**What you should do**: Wherever a line below holds the word "Trung", copy that line.

[Extracted data entries]
* Begin *
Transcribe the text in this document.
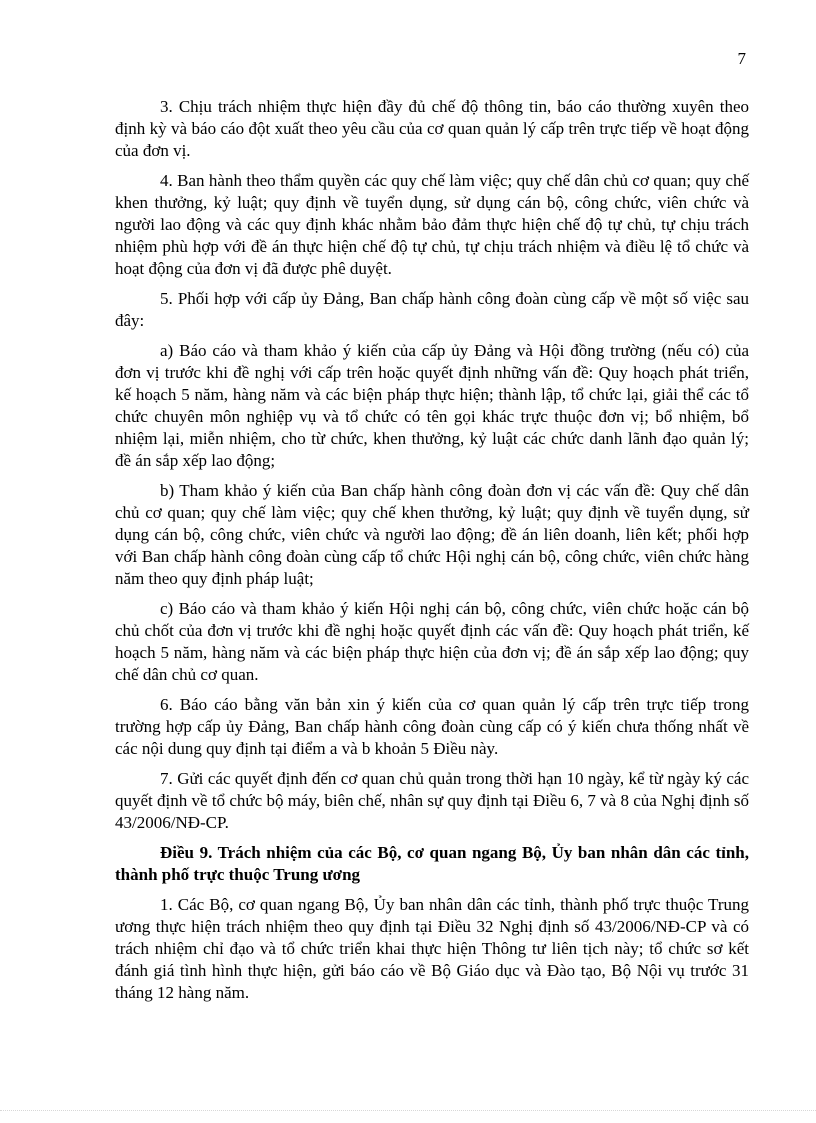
7

3. Chịu trách nhiệm thực hiện đầy đủ chế độ thông tin, báo cáo thường xuyên theo định kỳ và báo cáo đột xuất theo yêu cầu của cơ quan quản lý cấp trên trực tiếp về hoạt động của đơn vị.

4. Ban hành theo thẩm quyền các quy chế làm việc; quy chế dân chủ cơ quan; quy chế khen thưởng, kỷ luật; quy định về tuyển dụng, sử dụng cán bộ, công chức, viên chức và người lao động và các quy định khác nhằm bảo đảm thực hiện chế độ tự chủ, tự chịu trách nhiệm phù hợp với đề án thực hiện chế độ tự chủ, tự chịu trách nhiệm và điều lệ tổ chức và hoạt động của đơn vị đã được phê duyệt.

5. Phối hợp với cấp ủy Đảng, Ban chấp hành công đoàn cùng cấp về một số việc sau đây:

a) Báo cáo và tham khảo ý kiến của cấp ủy Đảng và Hội đồng trường (nếu có) của đơn vị trước khi đề nghị với cấp trên hoặc quyết định những vấn đề: Quy hoạch phát triển, kế hoạch 5 năm, hàng năm và các biện pháp thực hiện; thành lập, tổ chức lại, giải thể các tổ chức chuyên môn nghiệp vụ và tổ chức có tên gọi khác trực thuộc đơn vị; bổ nhiệm, bổ nhiệm lại, miễn nhiệm, cho từ chức, khen thưởng, kỷ luật các chức danh lãnh đạo quản lý; đề án sắp xếp lao động;

b) Tham khảo ý kiến của Ban chấp hành công đoàn đơn vị các vấn đề: Quy chế dân chủ cơ quan; quy chế làm việc; quy chế khen thưởng, kỷ luật; quy định về tuyển dụng, sử dụng cán bộ, công chức, viên chức và người lao động; đề án liên doanh, liên kết; phối hợp với Ban chấp hành công đoàn cùng cấp tổ chức Hội nghị cán bộ, công chức, viên chức hàng năm theo quy định pháp luật;

c) Báo cáo và tham khảo ý kiến Hội nghị cán bộ, công chức, viên chức hoặc cán bộ chủ chốt của đơn vị trước khi đề nghị hoặc quyết định các vấn đề: Quy hoạch phát triển, kế hoạch 5 năm, hàng năm và các biện pháp thực hiện của đơn vị; đề án sắp xếp lao động; quy chế dân chủ cơ quan.

6. Báo cáo bằng văn bản xin ý kiến của cơ quan quản lý cấp trên trực tiếp trong trường hợp cấp ủy Đảng, Ban chấp hành công đoàn cùng cấp có ý kiến chưa thống nhất về các nội dung quy định tại điểm a và b khoản 5 Điều này.

7. Gửi các quyết định đến cơ quan chủ quản trong thời hạn 10 ngày, kể từ ngày ký các quyết định về tổ chức bộ máy, biên chế, nhân sự quy định tại Điều 6, 7 và 8 của Nghị định số 43/2006/NĐ-CP.

Điều 9. Trách nhiệm của các Bộ, cơ quan ngang Bộ, Ủy ban nhân dân các tỉnh, thành phố trực thuộc Trung ương

1. Các Bộ, cơ quan ngang Bộ, Ủy ban nhân dân các tỉnh, thành phố trực thuộc Trung ương thực hiện trách nhiệm theo quy định tại Điều 32 Nghị định số 43/2006/NĐ-CP và có trách nhiệm chỉ đạo và tổ chức triển khai thực hiện Thông tư liên tịch này; tổ chức sơ kết đánh giá tình hình thực hiện, gửi báo cáo về Bộ Giáo dục và Đào tạo, Bộ Nội vụ trước 31 tháng 12 hàng năm.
* End *
**Written reply**:
Điều 9. Trách nhiệm của các Bộ, cơ quan ngang Bộ, Ủy ban nhân dân các tỉnh, thành phố trực thuộc Trung ương
1. Các Bộ, cơ quan ngang Bộ, Ủy ban nhân dân các tỉnh, thành phố trực thuộc Trung ương thực hiện trách nhiệm theo quy định tại Điều 32 Nghị định số 43/2006/NĐ-CP và có trách nhiệm chỉ đạo và tổ chức triển khai thực hiện Thông tư liên tịch này; tổ chức sơ kết đánh giá tình hình thực hiện, gửi báo cáo về Bộ Giáo dục và Đào tạo, Bộ Nội vụ trước 31 tháng 12 hàng năm.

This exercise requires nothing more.